STATED TASK
Scan the following material for the string "blogs" and copy each line in which it appears.

SUPPLIED DATA
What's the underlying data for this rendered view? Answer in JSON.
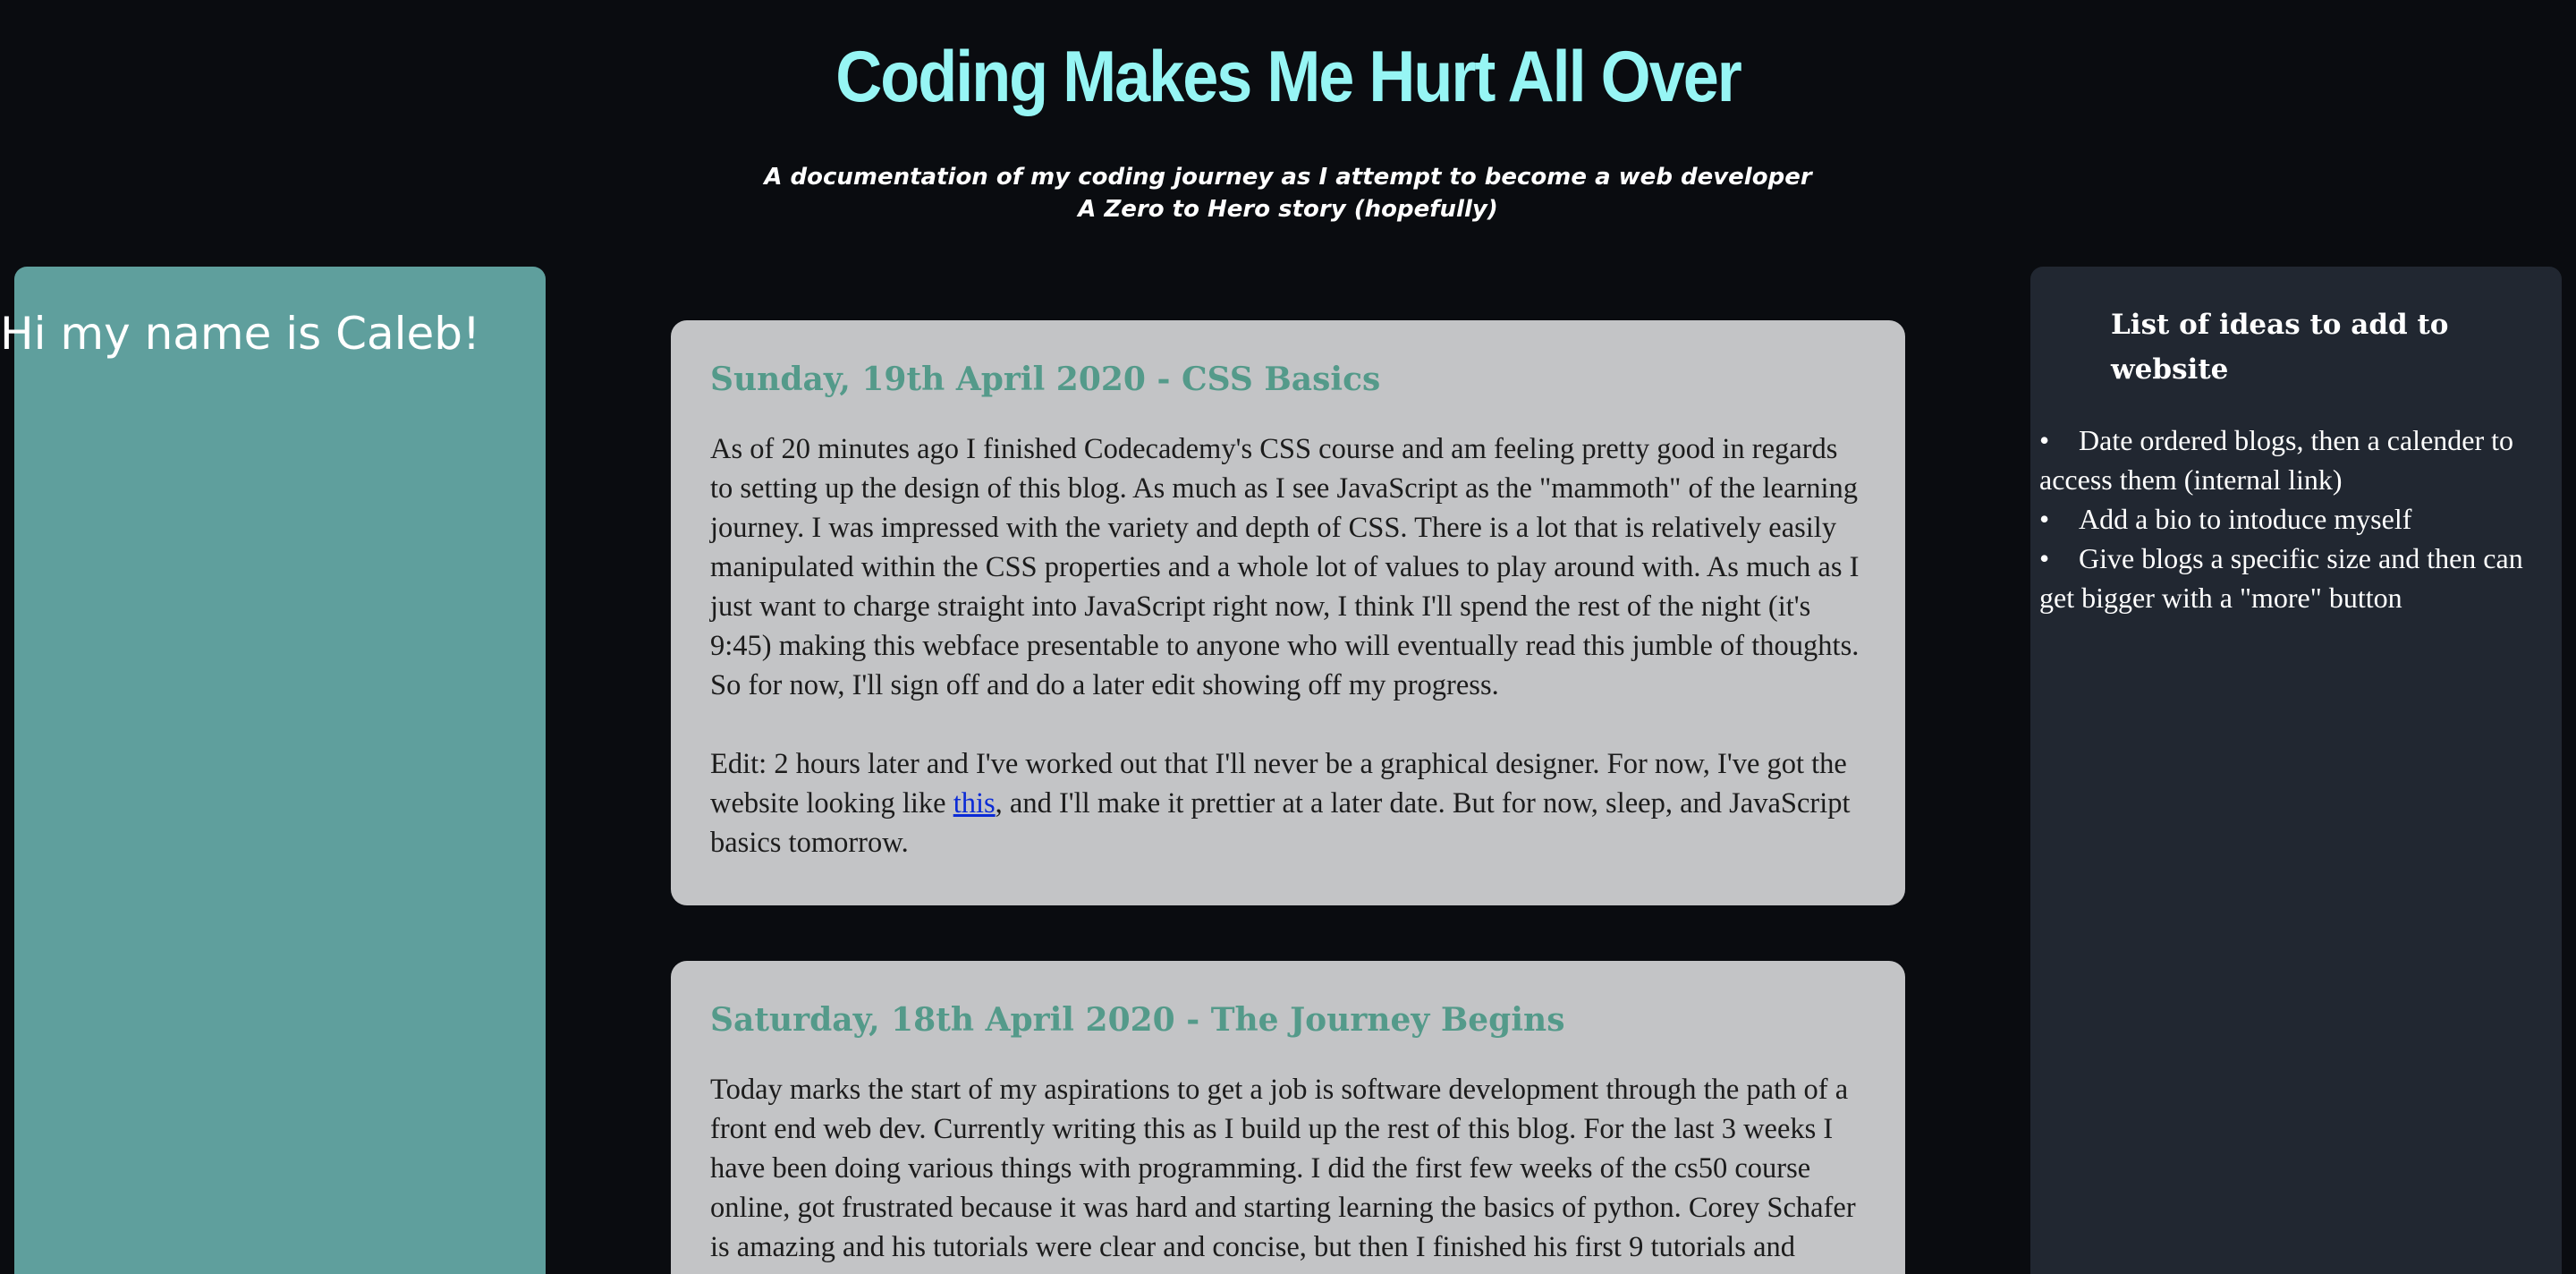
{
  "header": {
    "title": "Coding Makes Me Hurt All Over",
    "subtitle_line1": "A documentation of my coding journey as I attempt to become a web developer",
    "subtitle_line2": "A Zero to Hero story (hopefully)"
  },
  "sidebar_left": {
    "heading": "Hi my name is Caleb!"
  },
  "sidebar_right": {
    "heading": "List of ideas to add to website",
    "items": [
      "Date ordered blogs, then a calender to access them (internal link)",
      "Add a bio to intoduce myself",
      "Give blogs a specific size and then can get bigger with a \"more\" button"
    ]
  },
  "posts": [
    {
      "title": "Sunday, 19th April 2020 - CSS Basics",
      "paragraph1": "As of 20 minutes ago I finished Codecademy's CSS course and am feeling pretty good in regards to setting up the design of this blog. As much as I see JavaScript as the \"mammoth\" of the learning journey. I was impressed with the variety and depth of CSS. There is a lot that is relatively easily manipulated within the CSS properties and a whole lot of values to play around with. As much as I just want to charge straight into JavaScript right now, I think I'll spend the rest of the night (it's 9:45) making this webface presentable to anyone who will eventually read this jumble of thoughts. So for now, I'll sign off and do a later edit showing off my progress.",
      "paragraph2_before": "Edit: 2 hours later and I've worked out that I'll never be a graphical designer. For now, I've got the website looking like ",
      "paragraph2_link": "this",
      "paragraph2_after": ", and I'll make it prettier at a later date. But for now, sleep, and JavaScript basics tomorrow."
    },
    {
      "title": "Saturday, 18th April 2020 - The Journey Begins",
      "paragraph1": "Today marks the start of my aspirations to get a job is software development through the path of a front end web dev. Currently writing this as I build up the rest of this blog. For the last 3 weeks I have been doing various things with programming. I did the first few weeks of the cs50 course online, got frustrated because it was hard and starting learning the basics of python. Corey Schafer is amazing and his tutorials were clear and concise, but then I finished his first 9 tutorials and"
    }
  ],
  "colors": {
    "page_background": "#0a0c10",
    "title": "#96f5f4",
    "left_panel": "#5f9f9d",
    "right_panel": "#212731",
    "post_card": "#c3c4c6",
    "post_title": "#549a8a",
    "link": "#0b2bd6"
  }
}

==

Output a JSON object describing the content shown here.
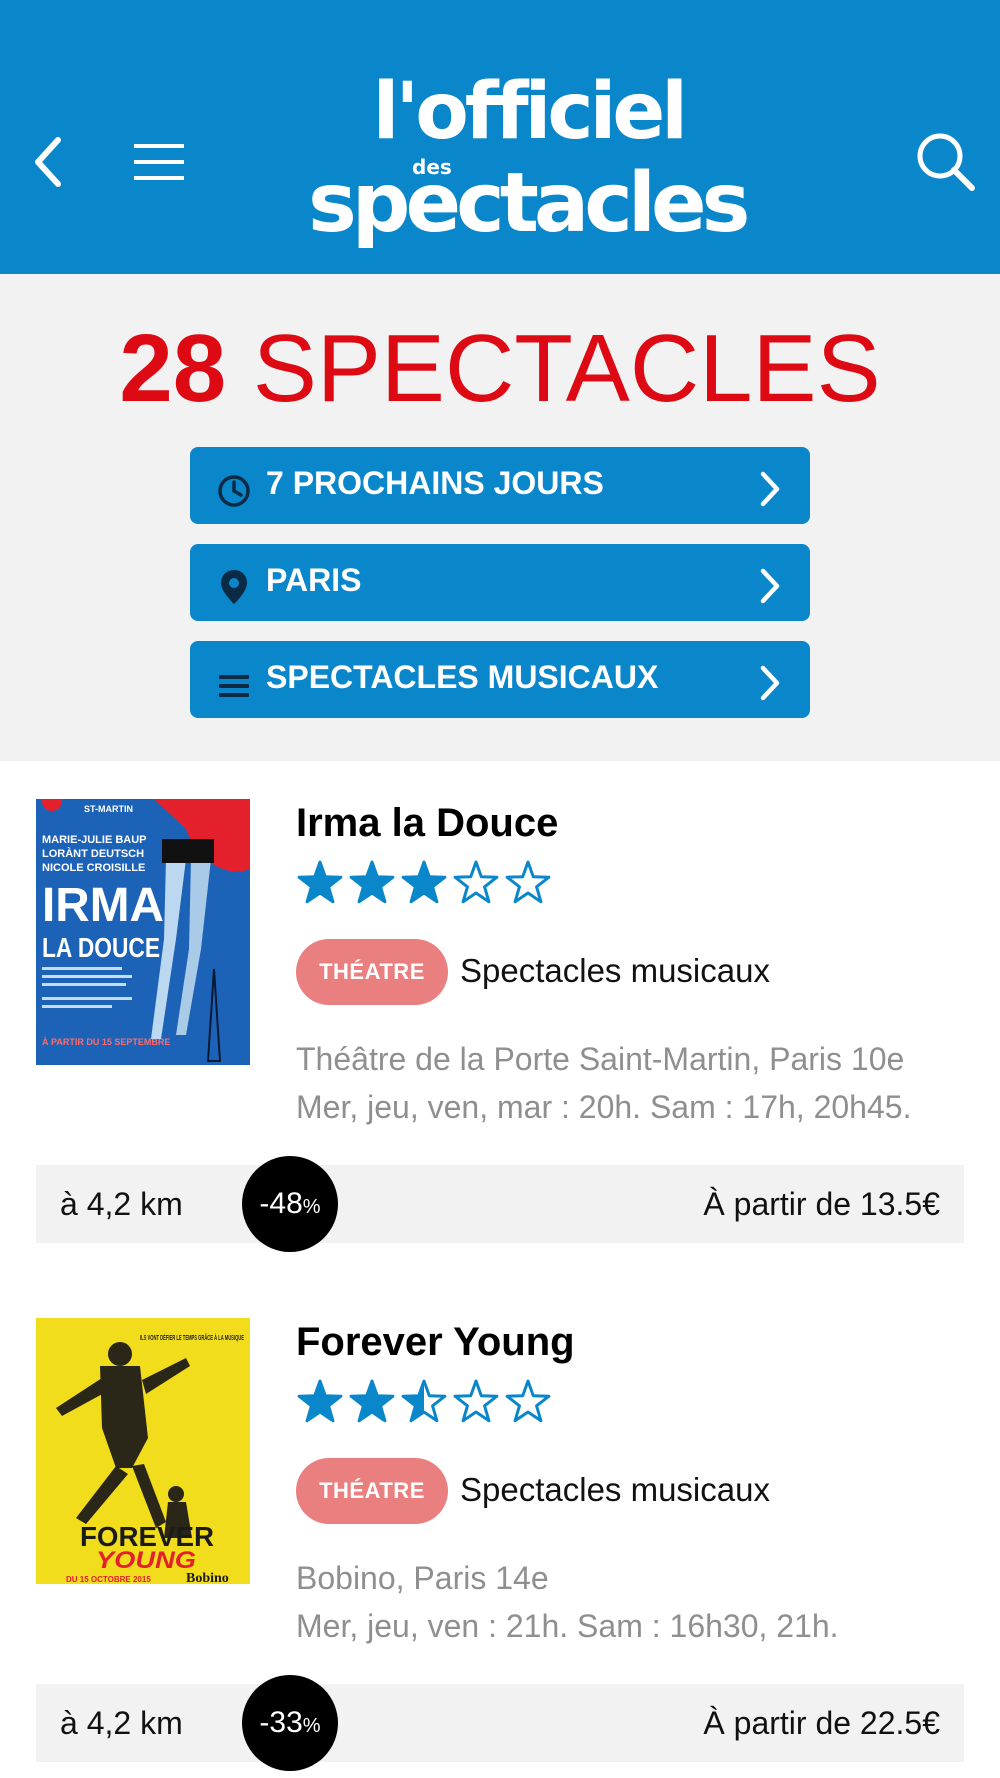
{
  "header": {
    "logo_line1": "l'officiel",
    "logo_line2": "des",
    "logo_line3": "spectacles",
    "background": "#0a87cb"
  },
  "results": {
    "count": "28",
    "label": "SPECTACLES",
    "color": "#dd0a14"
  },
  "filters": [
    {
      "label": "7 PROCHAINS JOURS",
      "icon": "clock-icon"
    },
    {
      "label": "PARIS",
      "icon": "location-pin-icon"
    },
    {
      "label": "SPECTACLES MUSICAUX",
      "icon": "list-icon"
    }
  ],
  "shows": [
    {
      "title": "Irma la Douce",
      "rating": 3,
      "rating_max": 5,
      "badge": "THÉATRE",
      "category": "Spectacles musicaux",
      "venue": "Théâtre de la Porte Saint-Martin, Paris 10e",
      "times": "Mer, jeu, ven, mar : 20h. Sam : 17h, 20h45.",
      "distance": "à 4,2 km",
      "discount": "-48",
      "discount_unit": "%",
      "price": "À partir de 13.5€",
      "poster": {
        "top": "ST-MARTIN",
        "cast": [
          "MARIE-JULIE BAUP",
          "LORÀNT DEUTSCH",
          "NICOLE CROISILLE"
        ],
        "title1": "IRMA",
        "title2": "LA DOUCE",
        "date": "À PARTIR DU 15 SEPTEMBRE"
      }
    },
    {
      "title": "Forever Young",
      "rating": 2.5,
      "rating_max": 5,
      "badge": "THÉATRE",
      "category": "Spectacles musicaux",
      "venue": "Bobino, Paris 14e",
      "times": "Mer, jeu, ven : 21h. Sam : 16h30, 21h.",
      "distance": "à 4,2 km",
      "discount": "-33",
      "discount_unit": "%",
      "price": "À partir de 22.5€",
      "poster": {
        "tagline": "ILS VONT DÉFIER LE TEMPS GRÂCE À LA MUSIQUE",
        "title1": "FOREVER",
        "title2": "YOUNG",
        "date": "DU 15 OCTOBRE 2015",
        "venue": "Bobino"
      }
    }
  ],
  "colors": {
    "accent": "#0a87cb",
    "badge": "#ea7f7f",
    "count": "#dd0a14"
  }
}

...

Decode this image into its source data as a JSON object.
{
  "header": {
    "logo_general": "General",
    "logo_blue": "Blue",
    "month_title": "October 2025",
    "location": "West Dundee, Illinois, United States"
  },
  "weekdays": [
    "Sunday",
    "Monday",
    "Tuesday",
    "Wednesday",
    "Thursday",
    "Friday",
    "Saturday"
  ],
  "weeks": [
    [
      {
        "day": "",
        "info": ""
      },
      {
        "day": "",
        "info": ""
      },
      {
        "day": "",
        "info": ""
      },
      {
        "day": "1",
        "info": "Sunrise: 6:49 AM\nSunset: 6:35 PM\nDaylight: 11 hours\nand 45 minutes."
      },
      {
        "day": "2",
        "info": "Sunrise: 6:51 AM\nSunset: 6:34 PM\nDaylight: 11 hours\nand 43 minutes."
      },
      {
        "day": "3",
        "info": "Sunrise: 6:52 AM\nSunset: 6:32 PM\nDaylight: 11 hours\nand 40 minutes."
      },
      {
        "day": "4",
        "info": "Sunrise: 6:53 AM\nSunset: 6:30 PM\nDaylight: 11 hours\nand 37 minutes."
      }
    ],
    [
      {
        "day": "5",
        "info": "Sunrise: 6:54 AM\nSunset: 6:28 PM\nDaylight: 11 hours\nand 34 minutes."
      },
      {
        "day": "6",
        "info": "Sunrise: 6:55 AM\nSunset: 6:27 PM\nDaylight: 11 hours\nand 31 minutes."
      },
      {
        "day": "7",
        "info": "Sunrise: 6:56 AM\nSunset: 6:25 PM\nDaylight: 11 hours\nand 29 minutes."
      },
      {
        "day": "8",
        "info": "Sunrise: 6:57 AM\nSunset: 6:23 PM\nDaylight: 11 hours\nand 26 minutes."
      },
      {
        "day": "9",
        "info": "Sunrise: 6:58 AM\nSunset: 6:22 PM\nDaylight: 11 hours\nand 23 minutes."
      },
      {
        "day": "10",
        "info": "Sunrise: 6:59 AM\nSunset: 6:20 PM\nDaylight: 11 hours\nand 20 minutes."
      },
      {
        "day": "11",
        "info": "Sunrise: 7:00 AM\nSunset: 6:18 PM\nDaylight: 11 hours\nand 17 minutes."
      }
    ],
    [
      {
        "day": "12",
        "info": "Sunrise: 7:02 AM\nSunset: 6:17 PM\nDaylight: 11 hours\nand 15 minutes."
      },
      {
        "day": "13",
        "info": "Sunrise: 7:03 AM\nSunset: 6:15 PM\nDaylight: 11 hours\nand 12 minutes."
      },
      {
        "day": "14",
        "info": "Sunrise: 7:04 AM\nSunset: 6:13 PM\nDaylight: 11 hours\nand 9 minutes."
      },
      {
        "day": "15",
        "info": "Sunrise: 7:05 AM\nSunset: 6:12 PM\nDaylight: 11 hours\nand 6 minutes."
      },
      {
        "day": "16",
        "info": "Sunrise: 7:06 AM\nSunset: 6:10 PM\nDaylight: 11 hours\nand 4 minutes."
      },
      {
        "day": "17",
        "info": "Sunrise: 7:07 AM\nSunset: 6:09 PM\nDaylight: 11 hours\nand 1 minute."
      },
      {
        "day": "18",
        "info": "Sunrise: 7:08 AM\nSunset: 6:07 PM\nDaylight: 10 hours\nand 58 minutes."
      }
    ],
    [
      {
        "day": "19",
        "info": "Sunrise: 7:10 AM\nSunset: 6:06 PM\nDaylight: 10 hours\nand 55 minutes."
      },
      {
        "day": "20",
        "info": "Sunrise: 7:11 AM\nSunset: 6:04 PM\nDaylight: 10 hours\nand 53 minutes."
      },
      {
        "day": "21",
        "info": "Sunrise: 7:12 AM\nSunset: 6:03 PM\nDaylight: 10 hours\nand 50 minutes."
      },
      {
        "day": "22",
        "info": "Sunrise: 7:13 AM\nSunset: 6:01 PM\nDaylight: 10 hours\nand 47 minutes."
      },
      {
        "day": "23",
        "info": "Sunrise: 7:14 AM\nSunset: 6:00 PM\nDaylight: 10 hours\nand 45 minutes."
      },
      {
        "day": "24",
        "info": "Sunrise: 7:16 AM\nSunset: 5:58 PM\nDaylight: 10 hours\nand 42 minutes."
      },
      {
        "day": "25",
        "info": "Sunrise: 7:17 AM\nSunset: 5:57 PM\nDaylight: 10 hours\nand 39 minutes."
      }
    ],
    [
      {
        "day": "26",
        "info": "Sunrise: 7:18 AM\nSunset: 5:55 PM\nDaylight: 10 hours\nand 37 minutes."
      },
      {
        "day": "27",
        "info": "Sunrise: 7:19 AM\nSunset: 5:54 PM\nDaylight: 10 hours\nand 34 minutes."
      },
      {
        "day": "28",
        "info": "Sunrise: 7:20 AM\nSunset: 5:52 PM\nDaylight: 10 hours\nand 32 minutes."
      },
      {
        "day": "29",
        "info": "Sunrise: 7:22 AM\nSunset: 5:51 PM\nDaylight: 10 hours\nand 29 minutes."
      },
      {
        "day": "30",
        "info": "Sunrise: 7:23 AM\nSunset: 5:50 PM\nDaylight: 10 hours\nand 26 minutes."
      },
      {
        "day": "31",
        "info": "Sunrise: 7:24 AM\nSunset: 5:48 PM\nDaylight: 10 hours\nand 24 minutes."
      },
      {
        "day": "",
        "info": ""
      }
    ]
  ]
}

IN RESPONSE
      "Date ordered blogs, then a calender to access them (internal link)",
      "Give blogs a specific size and then can get bigger with a \"more\" button"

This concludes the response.